►
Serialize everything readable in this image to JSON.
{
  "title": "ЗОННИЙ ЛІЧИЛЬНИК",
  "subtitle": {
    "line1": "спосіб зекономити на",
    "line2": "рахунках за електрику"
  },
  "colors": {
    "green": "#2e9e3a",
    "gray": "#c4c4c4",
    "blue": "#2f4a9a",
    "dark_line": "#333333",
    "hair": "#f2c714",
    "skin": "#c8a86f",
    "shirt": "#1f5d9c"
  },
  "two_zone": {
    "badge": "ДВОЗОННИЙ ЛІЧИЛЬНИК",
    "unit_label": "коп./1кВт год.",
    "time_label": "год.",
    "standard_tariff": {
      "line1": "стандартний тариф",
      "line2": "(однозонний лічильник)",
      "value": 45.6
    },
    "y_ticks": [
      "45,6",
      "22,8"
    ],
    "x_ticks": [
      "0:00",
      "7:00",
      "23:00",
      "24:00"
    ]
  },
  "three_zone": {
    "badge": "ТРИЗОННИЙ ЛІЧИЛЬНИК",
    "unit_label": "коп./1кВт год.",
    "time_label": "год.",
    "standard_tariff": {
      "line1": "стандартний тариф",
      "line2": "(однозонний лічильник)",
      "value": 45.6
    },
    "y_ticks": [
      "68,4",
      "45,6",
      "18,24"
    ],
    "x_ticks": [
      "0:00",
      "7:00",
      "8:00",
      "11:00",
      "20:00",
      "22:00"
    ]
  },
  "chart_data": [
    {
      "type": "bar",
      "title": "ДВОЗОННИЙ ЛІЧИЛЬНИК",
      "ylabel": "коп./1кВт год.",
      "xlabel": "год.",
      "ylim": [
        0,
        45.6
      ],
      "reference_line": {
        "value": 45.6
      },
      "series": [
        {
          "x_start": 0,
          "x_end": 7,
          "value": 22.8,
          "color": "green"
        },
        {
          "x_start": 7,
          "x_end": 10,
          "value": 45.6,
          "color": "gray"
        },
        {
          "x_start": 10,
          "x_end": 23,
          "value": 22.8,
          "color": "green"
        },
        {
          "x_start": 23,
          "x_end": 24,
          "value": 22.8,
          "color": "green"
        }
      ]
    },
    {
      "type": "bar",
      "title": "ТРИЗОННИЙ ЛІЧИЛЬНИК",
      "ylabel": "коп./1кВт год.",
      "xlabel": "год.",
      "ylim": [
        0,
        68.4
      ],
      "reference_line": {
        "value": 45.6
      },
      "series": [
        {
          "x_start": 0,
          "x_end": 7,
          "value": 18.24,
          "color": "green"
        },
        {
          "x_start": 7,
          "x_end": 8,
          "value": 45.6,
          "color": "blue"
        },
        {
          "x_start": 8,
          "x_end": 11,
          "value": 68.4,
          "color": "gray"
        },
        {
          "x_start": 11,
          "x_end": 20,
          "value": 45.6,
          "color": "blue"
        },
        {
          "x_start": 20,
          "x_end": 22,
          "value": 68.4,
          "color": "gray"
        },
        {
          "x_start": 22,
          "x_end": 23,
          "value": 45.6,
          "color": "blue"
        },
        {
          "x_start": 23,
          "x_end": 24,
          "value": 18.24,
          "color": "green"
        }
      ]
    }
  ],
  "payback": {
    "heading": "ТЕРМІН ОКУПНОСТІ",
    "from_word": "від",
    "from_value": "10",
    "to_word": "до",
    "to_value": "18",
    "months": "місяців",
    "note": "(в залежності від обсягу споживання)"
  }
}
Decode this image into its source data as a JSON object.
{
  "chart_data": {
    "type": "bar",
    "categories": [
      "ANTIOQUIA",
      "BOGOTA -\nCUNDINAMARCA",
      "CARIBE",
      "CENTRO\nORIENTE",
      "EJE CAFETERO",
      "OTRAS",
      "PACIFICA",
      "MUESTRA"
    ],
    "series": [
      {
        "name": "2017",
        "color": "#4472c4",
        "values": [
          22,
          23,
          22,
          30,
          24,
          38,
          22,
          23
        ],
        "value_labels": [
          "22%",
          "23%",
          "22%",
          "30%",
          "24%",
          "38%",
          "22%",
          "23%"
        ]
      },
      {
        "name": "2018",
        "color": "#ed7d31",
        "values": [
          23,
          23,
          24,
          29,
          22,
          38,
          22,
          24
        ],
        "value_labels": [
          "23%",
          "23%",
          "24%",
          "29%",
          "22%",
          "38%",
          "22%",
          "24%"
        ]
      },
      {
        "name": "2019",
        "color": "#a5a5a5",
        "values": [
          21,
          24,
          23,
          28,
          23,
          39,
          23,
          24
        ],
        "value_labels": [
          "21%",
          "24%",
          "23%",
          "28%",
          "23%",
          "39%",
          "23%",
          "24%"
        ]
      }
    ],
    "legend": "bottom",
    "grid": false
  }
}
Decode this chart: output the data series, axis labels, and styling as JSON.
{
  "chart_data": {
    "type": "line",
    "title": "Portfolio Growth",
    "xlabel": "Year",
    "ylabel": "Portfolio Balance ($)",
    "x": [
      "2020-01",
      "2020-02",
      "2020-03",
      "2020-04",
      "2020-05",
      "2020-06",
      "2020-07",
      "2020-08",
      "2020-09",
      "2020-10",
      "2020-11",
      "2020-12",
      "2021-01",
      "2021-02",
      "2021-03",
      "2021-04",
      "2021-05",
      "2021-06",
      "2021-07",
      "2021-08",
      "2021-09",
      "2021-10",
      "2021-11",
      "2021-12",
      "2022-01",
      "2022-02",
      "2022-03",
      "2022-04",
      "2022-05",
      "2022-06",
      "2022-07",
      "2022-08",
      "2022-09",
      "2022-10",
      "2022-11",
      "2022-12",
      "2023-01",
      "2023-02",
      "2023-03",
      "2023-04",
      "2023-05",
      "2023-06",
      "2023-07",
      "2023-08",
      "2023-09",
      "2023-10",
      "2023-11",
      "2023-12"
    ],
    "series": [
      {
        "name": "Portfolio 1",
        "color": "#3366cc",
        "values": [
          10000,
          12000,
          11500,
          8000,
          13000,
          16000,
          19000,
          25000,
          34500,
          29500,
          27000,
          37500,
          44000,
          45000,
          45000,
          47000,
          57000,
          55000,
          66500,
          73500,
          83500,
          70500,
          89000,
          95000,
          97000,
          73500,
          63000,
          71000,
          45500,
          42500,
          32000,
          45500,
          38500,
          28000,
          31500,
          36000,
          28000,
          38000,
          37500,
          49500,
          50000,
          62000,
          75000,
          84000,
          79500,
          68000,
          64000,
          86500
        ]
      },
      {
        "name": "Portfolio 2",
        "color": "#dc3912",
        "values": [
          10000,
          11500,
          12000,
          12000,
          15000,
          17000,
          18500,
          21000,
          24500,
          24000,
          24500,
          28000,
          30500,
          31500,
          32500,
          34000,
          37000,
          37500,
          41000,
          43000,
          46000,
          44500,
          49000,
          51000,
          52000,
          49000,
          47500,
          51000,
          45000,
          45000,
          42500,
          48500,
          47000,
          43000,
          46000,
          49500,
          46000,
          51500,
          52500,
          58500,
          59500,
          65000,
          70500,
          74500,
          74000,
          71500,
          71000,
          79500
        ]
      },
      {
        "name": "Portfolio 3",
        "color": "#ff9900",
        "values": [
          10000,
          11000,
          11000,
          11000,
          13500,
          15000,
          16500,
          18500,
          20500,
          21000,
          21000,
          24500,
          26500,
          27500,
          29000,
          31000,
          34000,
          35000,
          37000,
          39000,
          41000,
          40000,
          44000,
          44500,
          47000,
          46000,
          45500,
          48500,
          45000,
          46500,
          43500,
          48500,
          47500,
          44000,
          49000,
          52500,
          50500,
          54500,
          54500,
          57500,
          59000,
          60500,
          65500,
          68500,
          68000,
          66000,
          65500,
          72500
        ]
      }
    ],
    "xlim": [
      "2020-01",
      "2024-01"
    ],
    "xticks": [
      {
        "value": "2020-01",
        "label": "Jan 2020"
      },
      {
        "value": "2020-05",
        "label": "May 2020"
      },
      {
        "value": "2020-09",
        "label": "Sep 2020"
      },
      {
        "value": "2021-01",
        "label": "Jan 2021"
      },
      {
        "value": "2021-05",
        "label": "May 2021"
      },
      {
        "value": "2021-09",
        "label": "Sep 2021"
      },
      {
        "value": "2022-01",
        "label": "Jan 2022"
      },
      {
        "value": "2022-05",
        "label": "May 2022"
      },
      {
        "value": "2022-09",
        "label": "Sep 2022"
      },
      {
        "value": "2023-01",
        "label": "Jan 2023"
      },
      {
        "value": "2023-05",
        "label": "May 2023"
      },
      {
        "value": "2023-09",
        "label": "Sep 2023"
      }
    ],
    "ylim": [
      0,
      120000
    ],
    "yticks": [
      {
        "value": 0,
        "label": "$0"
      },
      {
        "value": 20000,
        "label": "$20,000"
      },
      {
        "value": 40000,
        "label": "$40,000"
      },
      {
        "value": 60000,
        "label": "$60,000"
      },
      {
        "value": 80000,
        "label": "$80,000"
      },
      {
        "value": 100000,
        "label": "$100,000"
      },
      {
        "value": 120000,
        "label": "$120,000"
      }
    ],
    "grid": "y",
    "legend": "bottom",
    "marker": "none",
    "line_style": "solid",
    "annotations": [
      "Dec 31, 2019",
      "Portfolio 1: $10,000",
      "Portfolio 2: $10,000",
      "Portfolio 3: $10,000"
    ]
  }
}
◄
> **BRIEF**:
Every line in the data above that contains "Portfolio" needs to be copied.

> **RESPONSE**:
    "title": "Portfolio Growth",
    "ylabel": "Portfolio Balance ($)",
        "name": "Portfolio 1",
        "name": "Portfolio 2",
        "name": "Portfolio 3",
      "Portfolio 1: $10,000",
      "Portfolio 2: $10,000",
      "Portfolio 3: $10,000"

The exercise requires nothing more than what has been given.